◆ WHAT IS EXPECTED: Transcribe all records exactly.

◆ GIVEN RECORDS:
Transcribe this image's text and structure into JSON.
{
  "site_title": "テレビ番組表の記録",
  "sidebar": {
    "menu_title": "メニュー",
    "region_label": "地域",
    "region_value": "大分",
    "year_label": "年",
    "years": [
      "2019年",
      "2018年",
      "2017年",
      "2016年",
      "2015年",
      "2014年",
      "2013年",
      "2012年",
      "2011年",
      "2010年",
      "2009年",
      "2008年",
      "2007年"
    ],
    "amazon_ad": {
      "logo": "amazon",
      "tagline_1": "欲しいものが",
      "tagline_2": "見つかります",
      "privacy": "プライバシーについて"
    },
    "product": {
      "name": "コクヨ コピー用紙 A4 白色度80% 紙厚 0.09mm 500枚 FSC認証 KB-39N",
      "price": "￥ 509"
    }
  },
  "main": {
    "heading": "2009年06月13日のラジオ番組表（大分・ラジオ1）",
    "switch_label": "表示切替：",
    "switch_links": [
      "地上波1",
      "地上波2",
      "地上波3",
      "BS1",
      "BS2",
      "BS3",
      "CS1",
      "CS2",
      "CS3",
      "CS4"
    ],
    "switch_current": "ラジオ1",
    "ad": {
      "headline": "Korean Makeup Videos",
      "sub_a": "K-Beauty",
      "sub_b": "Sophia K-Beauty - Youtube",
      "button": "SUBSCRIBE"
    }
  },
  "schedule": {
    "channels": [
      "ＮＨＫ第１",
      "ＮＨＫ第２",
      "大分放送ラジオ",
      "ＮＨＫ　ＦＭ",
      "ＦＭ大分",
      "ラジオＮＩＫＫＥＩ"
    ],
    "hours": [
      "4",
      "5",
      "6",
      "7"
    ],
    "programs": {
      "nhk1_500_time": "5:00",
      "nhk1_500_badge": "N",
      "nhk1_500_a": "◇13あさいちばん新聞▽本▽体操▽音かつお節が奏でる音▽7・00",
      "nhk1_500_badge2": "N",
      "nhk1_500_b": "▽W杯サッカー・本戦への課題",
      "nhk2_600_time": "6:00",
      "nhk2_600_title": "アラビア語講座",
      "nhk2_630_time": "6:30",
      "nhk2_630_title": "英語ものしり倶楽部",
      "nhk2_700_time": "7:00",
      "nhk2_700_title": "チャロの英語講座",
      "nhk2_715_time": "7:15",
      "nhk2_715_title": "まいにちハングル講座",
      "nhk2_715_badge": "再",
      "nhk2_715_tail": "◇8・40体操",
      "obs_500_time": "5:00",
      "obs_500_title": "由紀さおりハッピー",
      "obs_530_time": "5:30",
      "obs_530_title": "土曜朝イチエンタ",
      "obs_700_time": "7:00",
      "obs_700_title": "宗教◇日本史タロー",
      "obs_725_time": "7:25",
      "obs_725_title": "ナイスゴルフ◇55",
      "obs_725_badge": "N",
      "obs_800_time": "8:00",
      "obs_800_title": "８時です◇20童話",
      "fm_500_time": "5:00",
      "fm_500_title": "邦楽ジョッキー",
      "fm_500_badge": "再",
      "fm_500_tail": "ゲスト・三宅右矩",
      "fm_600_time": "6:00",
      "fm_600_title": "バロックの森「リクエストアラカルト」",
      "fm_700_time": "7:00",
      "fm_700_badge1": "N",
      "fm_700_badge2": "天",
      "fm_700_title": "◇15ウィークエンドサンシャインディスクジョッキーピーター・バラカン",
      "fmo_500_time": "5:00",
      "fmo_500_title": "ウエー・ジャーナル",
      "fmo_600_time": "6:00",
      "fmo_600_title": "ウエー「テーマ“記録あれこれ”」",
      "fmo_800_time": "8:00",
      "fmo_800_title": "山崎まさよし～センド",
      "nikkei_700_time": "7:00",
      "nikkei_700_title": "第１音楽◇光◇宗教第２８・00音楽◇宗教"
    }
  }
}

◆ WRITTEN SOLUTION:
Transcribe this image's text and structure into JSON.
{
  "site_title": "テレビ番組表の記録",
  "sidebar": {
    "menu_title": "メニュー",
    "region_label": "地域",
    "region_value": "大分",
    "year_label": "年",
    "years": [
      "2019年",
      "2018年",
      "2017年",
      "2016年",
      "2015年",
      "2014年",
      "2013年",
      "2012年",
      "2011年",
      "2010年",
      "2009年",
      "2008年",
      "2007年"
    ],
    "amazon_ad": {
      "logo": "amazon",
      "tagline_1": "欲しいものが",
      "tagline_2": "見つかります",
      "privacy": "プライバシーについて"
    },
    "product": {
      "name": "コクヨ コピー用紙 A4 白色度80% 紙厚 0.09mm 500枚 FSC認証 KB-39N",
      "price": "￥ 509"
    }
  },
  "main": {
    "heading": "2009年06月13日のラジオ番組表（大分・ラジオ1）",
    "switch_label": "表示切替：",
    "switch_links": [
      "地上波1",
      "地上波2",
      "地上波3",
      "BS1",
      "BS2",
      "BS3",
      "CS1",
      "CS2",
      "CS3",
      "CS4"
    ],
    "switch_current": "ラジオ1",
    "ad": {
      "headline": "Korean Makeup Videos",
      "sub_a": "K-Beauty",
      "sub_b": "Sophia K-Beauty - Youtube",
      "button": "SUBSCRIBE"
    }
  },
  "schedule": {
    "channels": [
      "ＮＨＫ第１",
      "ＮＨＫ第２",
      "大分放送ラジオ",
      "ＮＨＫ　ＦＭ",
      "ＦＭ大分",
      "ラジオＮＩＫＫＥＩ"
    ],
    "hours": [
      "4",
      "5",
      "6",
      "7"
    ],
    "programs": {
      "nhk1_500_time": "5:00",
      "nhk1_500_badge": "N",
      "nhk1_500_a": "◇13あさいちばん新聞▽本▽体操▽音かつお節が奏でる音▽7・00",
      "nhk1_500_badge2": "N",
      "nhk1_500_b": "▽W杯サッカー・本戦への課題",
      "nhk2_600_time": "6:00",
      "nhk2_600_title": "アラビア語講座",
      "nhk2_630_time": "6:30",
      "nhk2_630_title": "英語ものしり倶楽部",
      "nhk2_700_time": "7:00",
      "nhk2_700_title": "チャロの英語講座",
      "nhk2_715_time": "7:15",
      "nhk2_715_title": "まいにちハングル講座",
      "nhk2_715_badge": "再",
      "nhk2_715_tail": "◇8・40体操",
      "obs_500_time": "5:00",
      "obs_500_title": "由紀さおりハッピー",
      "obs_530_time": "5:30",
      "obs_530_title": "土曜朝イチエンタ",
      "obs_700_time": "7:00",
      "obs_700_title": "宗教◇日本史タロー",
      "obs_725_time": "7:25",
      "obs_725_title": "ナイスゴルフ◇55",
      "obs_725_badge": "N",
      "obs_800_time": "8:00",
      "obs_800_title": "８時です◇20童話",
      "fm_500_time": "5:00",
      "fm_500_title": "邦楽ジョッキー",
      "fm_500_badge": "再",
      "fm_500_tail": "ゲスト・三宅右矩",
      "fm_600_time": "6:00",
      "fm_600_title": "バロックの森「リクエストアラカルト」",
      "fm_700_time": "7:00",
      "fm_700_badge1": "N",
      "fm_700_badge2": "天",
      "fm_700_title": "◇15ウィークエンドサンシャインディスクジョッキーピーター・バラカン",
      "fmo_500_time": "5:00",
      "fmo_500_title": "ウエー・ジャーナル",
      "fmo_600_time": "6:00",
      "fmo_600_title": "ウエー「テーマ“記録あれこれ”」",
      "fmo_800_time": "8:00",
      "fmo_800_title": "山崎まさよし～センド",
      "nikkei_700_time": "7:00",
      "nikkei_700_title": "第１音楽◇光◇宗教第２８・00音楽◇宗教"
    }
  }
}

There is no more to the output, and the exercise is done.